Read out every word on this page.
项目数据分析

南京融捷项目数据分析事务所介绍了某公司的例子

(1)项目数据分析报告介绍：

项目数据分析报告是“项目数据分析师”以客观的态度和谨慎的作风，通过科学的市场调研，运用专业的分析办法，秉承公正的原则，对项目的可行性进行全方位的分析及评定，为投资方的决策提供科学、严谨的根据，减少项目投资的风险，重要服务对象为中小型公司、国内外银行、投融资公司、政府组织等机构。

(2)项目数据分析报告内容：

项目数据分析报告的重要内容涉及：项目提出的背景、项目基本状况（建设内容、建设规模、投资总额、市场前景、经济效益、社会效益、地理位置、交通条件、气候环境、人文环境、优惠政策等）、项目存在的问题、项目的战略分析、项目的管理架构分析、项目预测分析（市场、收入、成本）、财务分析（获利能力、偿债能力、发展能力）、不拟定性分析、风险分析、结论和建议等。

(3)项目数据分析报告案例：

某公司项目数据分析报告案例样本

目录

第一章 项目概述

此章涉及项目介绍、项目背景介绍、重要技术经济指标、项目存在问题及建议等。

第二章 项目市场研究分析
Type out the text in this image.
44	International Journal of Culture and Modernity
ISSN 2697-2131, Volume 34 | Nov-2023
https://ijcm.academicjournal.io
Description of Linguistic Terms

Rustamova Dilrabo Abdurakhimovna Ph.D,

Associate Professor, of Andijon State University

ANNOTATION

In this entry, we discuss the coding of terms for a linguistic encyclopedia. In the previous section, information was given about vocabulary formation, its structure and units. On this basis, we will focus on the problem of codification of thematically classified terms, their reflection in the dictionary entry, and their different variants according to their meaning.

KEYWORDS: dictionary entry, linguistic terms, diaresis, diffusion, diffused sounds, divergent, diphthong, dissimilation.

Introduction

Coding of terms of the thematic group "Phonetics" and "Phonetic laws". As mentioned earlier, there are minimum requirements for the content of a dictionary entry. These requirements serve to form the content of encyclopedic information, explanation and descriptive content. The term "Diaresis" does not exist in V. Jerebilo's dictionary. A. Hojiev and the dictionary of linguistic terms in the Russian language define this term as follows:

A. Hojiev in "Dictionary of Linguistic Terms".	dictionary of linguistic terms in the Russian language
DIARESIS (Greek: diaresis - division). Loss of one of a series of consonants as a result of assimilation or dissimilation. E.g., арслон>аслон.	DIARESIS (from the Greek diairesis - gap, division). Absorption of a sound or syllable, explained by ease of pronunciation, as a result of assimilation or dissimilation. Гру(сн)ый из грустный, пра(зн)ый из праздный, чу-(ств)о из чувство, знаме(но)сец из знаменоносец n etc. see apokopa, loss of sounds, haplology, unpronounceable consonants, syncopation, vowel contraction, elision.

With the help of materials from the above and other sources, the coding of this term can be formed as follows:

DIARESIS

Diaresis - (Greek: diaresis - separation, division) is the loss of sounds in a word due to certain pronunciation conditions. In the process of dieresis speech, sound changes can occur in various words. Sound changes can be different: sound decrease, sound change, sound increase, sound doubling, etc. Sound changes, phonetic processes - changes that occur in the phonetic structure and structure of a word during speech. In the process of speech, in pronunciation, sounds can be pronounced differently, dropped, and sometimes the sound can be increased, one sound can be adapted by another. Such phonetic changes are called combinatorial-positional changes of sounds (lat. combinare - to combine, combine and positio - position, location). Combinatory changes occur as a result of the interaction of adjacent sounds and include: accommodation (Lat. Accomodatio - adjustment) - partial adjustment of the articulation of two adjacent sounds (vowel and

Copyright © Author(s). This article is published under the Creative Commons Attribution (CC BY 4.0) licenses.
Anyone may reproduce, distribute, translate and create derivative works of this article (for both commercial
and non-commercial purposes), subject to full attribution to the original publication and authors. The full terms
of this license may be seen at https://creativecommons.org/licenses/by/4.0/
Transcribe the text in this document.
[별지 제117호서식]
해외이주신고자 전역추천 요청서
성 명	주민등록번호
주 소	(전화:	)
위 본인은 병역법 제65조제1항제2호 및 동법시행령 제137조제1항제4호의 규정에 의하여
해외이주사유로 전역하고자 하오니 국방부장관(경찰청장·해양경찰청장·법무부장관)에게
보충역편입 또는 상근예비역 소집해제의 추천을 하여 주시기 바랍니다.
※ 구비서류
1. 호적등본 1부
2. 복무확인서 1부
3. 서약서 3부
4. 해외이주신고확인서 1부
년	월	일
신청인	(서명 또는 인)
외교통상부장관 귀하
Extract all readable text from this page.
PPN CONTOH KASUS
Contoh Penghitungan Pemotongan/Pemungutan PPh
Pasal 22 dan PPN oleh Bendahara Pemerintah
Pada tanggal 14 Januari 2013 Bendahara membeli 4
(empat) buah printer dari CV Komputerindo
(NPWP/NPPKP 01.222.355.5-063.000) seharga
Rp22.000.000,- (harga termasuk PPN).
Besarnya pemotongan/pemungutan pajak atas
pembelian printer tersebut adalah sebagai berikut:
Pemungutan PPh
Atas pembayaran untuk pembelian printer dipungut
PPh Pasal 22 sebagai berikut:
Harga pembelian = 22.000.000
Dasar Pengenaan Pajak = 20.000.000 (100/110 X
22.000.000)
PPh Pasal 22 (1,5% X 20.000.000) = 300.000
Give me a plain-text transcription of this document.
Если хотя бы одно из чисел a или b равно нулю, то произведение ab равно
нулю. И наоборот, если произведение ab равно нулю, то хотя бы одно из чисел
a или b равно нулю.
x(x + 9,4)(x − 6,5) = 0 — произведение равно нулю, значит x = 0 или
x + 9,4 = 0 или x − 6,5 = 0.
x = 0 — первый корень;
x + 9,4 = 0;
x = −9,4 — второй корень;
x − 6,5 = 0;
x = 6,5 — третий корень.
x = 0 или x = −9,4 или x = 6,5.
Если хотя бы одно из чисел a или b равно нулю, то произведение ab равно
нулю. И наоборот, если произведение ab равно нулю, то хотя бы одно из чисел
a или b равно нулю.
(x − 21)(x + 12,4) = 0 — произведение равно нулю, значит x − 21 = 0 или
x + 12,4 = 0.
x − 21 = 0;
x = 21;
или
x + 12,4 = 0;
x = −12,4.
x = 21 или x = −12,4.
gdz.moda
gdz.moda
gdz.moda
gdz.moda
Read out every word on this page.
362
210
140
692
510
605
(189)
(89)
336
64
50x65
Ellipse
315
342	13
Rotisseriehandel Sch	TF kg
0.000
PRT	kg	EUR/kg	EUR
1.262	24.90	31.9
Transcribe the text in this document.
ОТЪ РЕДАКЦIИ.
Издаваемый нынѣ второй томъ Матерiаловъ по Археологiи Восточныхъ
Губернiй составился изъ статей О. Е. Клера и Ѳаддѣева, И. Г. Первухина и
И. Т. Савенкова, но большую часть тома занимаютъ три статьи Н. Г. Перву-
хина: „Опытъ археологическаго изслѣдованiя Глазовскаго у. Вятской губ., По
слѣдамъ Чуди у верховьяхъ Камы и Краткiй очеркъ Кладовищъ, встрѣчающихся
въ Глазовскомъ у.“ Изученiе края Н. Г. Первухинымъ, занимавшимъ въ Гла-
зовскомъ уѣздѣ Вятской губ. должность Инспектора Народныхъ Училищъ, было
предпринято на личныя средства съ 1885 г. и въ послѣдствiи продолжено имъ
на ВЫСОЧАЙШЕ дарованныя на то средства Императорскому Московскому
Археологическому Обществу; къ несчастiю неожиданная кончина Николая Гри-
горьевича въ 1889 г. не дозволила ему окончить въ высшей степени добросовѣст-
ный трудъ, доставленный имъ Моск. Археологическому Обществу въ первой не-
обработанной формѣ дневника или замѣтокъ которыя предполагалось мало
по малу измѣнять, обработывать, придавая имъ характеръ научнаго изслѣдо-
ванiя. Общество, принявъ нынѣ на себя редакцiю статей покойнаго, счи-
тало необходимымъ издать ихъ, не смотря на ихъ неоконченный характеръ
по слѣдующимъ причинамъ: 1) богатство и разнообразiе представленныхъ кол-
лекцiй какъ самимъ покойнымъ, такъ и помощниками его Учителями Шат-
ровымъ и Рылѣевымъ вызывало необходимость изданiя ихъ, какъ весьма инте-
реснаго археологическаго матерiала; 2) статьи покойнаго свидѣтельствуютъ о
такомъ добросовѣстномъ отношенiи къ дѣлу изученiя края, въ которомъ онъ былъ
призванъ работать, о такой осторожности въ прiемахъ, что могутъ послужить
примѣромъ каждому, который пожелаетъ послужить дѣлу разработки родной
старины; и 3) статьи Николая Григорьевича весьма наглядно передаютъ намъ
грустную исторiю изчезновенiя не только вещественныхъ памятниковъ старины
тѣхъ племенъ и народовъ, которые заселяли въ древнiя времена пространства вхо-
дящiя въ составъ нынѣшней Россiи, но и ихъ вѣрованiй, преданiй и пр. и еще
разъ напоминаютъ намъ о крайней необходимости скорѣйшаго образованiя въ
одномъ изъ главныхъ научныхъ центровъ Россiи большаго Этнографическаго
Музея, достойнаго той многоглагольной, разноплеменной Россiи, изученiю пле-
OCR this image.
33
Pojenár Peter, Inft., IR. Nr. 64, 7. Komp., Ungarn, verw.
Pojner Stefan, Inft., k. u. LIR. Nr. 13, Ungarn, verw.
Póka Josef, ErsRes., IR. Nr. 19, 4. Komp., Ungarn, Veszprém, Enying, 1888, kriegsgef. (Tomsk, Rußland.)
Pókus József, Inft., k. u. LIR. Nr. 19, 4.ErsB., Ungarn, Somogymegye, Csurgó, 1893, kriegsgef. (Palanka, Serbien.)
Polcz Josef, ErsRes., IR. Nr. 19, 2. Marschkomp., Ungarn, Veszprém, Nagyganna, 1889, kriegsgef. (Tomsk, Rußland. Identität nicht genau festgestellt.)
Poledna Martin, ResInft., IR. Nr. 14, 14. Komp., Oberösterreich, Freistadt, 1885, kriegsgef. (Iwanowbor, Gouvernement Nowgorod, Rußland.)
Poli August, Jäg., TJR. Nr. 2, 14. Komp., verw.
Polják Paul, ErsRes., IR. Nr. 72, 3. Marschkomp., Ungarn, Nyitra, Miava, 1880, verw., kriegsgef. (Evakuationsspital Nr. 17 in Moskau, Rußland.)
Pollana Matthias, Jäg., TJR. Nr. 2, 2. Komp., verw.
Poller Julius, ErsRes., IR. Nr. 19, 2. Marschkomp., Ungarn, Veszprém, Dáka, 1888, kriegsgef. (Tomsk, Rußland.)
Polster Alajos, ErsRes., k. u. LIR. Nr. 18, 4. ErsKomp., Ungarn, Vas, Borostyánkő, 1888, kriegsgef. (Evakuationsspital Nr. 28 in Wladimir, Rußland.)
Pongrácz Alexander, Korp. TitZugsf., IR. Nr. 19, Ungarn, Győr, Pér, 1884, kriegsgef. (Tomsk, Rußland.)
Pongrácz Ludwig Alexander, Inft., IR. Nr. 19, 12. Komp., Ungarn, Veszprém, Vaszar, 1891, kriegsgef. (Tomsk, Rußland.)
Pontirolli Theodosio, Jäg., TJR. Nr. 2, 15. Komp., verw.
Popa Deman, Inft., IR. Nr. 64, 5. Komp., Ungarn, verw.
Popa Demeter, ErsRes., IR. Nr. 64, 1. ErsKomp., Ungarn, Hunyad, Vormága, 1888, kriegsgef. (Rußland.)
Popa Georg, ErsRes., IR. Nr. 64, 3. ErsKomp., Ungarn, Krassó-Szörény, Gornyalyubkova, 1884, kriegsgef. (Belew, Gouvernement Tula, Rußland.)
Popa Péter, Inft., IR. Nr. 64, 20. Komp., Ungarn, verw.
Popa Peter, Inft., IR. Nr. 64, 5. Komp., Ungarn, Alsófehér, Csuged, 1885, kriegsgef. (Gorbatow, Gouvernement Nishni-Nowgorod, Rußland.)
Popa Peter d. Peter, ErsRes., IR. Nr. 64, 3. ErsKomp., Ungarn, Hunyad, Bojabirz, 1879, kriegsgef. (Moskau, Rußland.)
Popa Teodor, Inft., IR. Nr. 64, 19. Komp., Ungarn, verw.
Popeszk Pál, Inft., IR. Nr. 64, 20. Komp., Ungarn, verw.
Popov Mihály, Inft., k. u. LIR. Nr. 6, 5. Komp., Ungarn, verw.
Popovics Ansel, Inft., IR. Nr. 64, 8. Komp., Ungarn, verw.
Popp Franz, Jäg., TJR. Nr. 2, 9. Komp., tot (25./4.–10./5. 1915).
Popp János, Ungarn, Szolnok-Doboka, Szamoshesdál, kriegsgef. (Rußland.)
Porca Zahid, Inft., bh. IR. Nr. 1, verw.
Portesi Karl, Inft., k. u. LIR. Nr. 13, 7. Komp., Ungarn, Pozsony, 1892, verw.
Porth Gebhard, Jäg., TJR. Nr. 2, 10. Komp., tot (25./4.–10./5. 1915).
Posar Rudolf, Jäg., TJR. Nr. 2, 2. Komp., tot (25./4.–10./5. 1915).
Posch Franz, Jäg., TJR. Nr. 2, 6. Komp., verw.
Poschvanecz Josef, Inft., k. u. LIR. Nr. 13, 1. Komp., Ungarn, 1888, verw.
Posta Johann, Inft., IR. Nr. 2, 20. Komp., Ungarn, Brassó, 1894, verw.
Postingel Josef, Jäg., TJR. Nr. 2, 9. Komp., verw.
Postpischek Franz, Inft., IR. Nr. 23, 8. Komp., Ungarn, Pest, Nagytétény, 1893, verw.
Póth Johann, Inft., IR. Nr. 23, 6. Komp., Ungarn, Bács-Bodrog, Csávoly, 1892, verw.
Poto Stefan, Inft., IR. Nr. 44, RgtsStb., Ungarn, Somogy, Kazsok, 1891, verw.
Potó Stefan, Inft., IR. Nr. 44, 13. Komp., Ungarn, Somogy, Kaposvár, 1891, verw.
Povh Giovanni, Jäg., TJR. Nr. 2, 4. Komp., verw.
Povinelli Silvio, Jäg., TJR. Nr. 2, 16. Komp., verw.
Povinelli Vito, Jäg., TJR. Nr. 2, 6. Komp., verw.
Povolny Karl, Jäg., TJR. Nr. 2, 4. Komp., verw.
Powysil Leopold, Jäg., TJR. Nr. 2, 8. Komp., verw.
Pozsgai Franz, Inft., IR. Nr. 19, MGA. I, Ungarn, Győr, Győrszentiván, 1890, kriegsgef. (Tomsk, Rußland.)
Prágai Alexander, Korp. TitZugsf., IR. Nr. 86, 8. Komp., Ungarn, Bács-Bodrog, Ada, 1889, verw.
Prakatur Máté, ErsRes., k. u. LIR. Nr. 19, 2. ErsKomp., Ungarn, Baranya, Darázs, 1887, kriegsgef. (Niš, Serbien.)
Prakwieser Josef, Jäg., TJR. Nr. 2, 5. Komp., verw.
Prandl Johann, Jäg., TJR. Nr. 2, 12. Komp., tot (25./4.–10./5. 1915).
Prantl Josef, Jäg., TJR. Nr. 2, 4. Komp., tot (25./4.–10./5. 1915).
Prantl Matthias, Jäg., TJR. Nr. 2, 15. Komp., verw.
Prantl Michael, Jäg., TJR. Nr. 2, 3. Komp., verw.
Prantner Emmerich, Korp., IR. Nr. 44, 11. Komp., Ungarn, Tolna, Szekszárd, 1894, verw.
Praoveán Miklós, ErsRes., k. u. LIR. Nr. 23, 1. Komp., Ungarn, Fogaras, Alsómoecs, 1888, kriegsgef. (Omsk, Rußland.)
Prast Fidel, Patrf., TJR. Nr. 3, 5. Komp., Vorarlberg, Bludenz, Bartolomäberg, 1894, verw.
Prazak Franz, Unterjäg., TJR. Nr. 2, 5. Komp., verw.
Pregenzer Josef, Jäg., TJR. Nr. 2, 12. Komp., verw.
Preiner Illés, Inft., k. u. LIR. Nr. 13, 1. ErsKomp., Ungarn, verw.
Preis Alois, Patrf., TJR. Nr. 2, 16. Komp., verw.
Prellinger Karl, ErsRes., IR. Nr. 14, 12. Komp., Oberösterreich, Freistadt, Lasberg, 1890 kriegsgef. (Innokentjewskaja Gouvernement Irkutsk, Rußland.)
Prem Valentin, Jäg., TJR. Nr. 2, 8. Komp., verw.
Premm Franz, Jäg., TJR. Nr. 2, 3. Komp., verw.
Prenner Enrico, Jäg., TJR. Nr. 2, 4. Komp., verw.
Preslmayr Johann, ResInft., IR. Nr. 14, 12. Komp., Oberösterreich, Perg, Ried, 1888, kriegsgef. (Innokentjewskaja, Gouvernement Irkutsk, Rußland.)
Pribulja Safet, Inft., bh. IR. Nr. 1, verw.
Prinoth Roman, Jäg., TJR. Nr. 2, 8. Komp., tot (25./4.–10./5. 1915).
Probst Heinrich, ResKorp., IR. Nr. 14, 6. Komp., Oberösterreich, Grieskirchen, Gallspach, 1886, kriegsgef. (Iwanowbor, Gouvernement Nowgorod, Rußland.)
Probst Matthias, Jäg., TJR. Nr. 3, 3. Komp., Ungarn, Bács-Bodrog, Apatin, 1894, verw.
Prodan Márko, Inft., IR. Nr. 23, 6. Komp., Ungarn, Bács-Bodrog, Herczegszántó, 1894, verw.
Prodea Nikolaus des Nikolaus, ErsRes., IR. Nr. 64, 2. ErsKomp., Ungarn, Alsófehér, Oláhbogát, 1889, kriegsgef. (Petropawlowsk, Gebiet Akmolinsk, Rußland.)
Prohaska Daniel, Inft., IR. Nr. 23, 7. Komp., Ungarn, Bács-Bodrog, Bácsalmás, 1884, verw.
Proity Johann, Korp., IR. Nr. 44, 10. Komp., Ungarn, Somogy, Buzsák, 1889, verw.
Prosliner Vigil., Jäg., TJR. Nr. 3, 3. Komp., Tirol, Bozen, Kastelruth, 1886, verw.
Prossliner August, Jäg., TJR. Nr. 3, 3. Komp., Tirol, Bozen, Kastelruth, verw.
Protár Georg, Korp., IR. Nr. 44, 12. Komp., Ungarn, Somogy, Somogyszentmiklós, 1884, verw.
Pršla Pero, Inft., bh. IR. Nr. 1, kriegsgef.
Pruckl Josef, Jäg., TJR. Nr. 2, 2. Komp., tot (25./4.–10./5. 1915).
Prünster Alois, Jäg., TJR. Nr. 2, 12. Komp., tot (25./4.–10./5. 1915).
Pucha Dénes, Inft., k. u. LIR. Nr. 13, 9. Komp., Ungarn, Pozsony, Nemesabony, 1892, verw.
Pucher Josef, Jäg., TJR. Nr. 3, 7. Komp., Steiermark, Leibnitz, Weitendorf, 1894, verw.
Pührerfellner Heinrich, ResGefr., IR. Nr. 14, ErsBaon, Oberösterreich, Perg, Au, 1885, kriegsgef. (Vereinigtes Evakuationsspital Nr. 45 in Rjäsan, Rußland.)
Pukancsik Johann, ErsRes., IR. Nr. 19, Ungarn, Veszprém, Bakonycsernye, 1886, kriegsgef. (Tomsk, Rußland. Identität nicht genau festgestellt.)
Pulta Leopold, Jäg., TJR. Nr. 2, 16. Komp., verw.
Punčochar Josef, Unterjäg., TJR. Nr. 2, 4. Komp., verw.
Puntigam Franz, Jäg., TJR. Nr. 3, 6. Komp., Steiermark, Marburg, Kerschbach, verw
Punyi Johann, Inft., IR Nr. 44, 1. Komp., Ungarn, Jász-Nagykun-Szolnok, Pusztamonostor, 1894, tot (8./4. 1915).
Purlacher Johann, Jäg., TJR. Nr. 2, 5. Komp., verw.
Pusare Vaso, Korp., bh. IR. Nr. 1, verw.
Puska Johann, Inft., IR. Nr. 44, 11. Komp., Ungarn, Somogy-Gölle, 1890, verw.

-.-.-

> [WHAT TO WORK ON] Show every line in the entries where the string "статей" occurs.

> [EXERCISE SOLUTION]
Губернiй составился изъ статей О. Е. Клера и Ѳаддѣева, И. Г. Первухина и
ванiя. Общество, принявъ нынѣ на себя редакцiю статей покойнаго, счи-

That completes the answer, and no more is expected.